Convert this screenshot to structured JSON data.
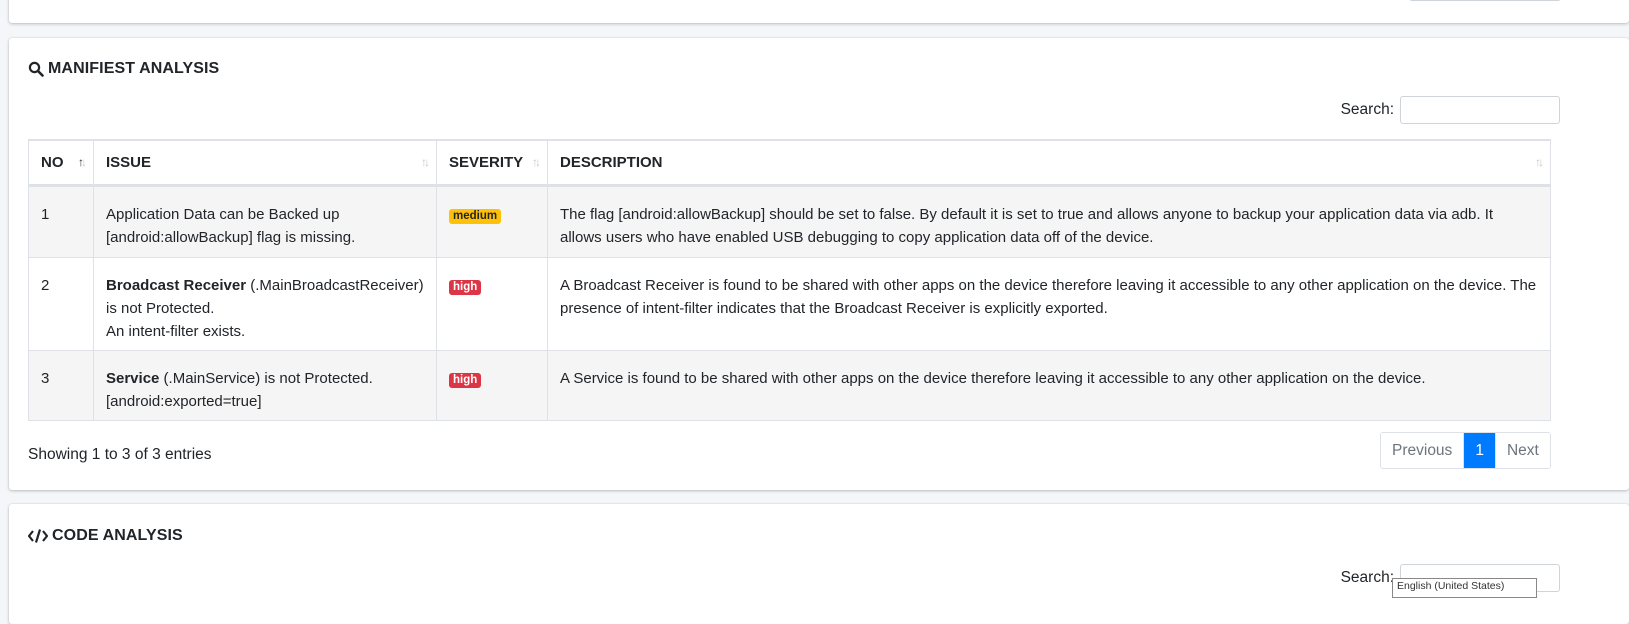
{
  "manifest": {
    "title": "MANIFIEST ANALYSIS",
    "search_label": "Search:",
    "search_value": "",
    "columns": [
      "NO",
      "ISSUE",
      "SEVERITY",
      "DESCRIPTION"
    ],
    "rows": [
      {
        "no": "1",
        "issue_bold": "",
        "issue_lines": [
          "Application Data can be Backed up",
          "[android:allowBackup] flag is missing."
        ],
        "severity": "medium",
        "description": "The flag [android:allowBackup] should be set to false. By default it is set to true and allows anyone to backup your application data via adb. It allows users who have enabled USB debugging to copy application data off of the device."
      },
      {
        "no": "2",
        "issue_bold": "Broadcast Receiver",
        "issue_lines": [
          " (.MainBroadcastReceiver)",
          "is not Protected.",
          "An intent-filter exists."
        ],
        "severity": "high",
        "description": "A Broadcast Receiver is found to be shared with other apps on the device therefore leaving it accessible to any other application on the device. The presence of intent-filter indicates that the Broadcast Receiver is explicitly exported."
      },
      {
        "no": "3",
        "issue_bold": "Service",
        "issue_lines": [
          " (.MainService) is not Protected.",
          "[android:exported=true]"
        ],
        "severity": "high",
        "description": "A Service is found to be shared with other apps on the device therefore leaving it accessible to any other application on the device."
      }
    ],
    "info": "Showing 1 to 3 of 3 entries",
    "pagination": {
      "previous": "Previous",
      "current": "1",
      "next": "Next"
    }
  },
  "code": {
    "title": "CODE ANALYSIS",
    "search_label": "Search:",
    "lang_popup": "English (United States)"
  },
  "colors": {
    "medium": "#ffc107",
    "high": "#dc3545",
    "primary": "#007bff"
  },
  "icons": {
    "manifest": "search-icon",
    "code": "code-icon"
  }
}
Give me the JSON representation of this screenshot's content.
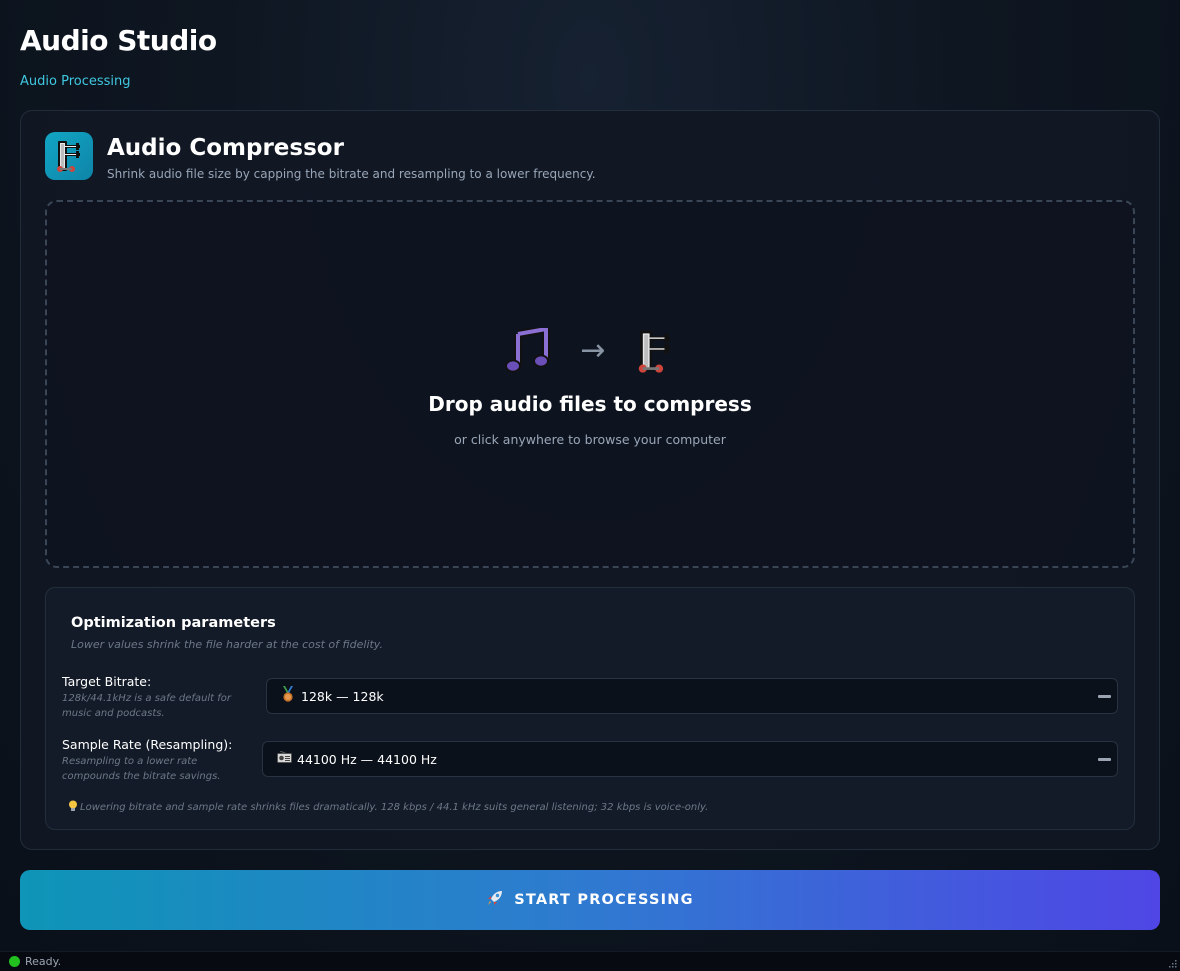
{
  "app": {
    "title": "Audio Studio",
    "subtitle": "Audio Processing"
  },
  "tool": {
    "icon": "clamp-icon",
    "title": "Audio Compressor",
    "description": "Shrink audio file size by capping the bitrate and resampling to a lower frequency."
  },
  "dropzone": {
    "icons": [
      "music-notes-icon",
      "arrow-right-icon",
      "clamp-icon"
    ],
    "arrow": "→",
    "title": "Drop audio files to compress",
    "hint": "or click anywhere to browse your computer"
  },
  "params": {
    "title": "Optimization parameters",
    "subtitle": "Lower values shrink the file harder at the cost of fidelity.",
    "bitrate": {
      "label": "Target Bitrate:",
      "help": "128k/44.1kHz is a safe default for music and podcasts.",
      "icon": "medal-icon",
      "selected": "128k — 128k"
    },
    "sample_rate": {
      "label": "Sample Rate (Resampling):",
      "help": "Resampling to a lower rate compounds the bitrate savings.",
      "icon": "radio-icon",
      "selected": "44100 Hz — 44100 Hz"
    },
    "note_icon": "lightbulb-icon",
    "note": "Lowering bitrate and sample rate shrinks files dramatically. 128 kbps / 44.1 kHz suits general listening; 32 kbps is voice-only."
  },
  "start_button": {
    "icon": "rocket-icon",
    "label": "START PROCESSING"
  },
  "status": {
    "text": "Ready.",
    "color": "#22c11f"
  },
  "colors": {
    "accent": "#3fc8e0",
    "gradient_start": "#0e95b7",
    "gradient_end": "#4f46e5"
  }
}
══════════════════════════════
_WHAT TO PRODUCE_
Each record must be quoted in full and exactly. Do not include the pictures.

_THE RESPONSE_
Convert this screenshot to structured JSON data.
{
  "manifest": {
    "title": "MANIFIEST ANALYSIS",
    "search_label": "Search:",
    "search_value": "",
    "columns": [
      "NO",
      "ISSUE",
      "SEVERITY",
      "DESCRIPTION"
    ],
    "rows": [
      {
        "no": "1",
        "issue_bold": "",
        "issue_lines": [
          "Application Data can be Backed up",
          "[android:allowBackup] flag is missing."
        ],
        "severity": "medium",
        "description": "The flag [android:allowBackup] should be set to false. By default it is set to true and allows anyone to backup your application data via adb. It allows users who have enabled USB debugging to copy application data off of the device."
      },
      {
        "no": "2",
        "issue_bold": "Broadcast Receiver",
        "issue_lines": [
          " (.MainBroadcastReceiver)",
          "is not Protected.",
          "An intent-filter exists."
        ],
        "severity": "high",
        "description": "A Broadcast Receiver is found to be shared with other apps on the device therefore leaving it accessible to any other application on the device. The presence of intent-filter indicates that the Broadcast Receiver is explicitly exported."
      },
      {
        "no": "3",
        "issue_bold": "Service",
        "issue_lines": [
          " (.MainService) is not Protected.",
          "[android:exported=true]"
        ],
        "severity": "high",
        "description": "A Service is found to be shared with other apps on the device therefore leaving it accessible to any other application on the device."
      }
    ],
    "info": "Showing 1 to 3 of 3 entries",
    "pagination": {
      "previous": "Previous",
      "current": "1",
      "next": "Next"
    }
  },
  "code": {
    "title": "CODE ANALYSIS",
    "search_label": "Search:",
    "lang_popup": "English (United States)"
  },
  "colors": {
    "medium": "#ffc107",
    "high": "#dc3545",
    "primary": "#007bff"
  },
  "icons": {
    "manifest": "search-icon",
    "code": "code-icon"
  }
}
Give me the JSON representation of this screenshot's content.
{
  "app": {
    "title": "Audio Studio",
    "subtitle": "Audio Processing"
  },
  "tool": {
    "icon": "clamp-icon",
    "title": "Audio Compressor",
    "description": "Shrink audio file size by capping the bitrate and resampling to a lower frequency."
  },
  "dropzone": {
    "icons": [
      "music-notes-icon",
      "arrow-right-icon",
      "clamp-icon"
    ],
    "arrow": "→",
    "title": "Drop audio files to compress",
    "hint": "or click anywhere to browse your computer"
  },
  "params": {
    "title": "Optimization parameters",
    "subtitle": "Lower values shrink the file harder at the cost of fidelity.",
    "bitrate": {
      "label": "Target Bitrate:",
      "help": "128k/44.1kHz is a safe default for music and podcasts.",
      "icon": "medal-icon",
      "selected": "128k — 128k"
    },
    "sample_rate": {
      "label": "Sample Rate (Resampling):",
      "help": "Resampling to a lower rate compounds the bitrate savings.",
      "icon": "radio-icon",
      "selected": "44100 Hz — 44100 Hz"
    },
    "note_icon": "lightbulb-icon",
    "note": "Lowering bitrate and sample rate shrinks files dramatically. 128 kbps / 44.1 kHz suits general listening; 32 kbps is voice-only."
  },
  "start_button": {
    "icon": "rocket-icon",
    "label": "START PROCESSING"
  },
  "status": {
    "text": "Ready.",
    "color": "#22c11f"
  },
  "colors": {
    "accent": "#3fc8e0",
    "gradient_start": "#0e95b7",
    "gradient_end": "#4f46e5"
  }
}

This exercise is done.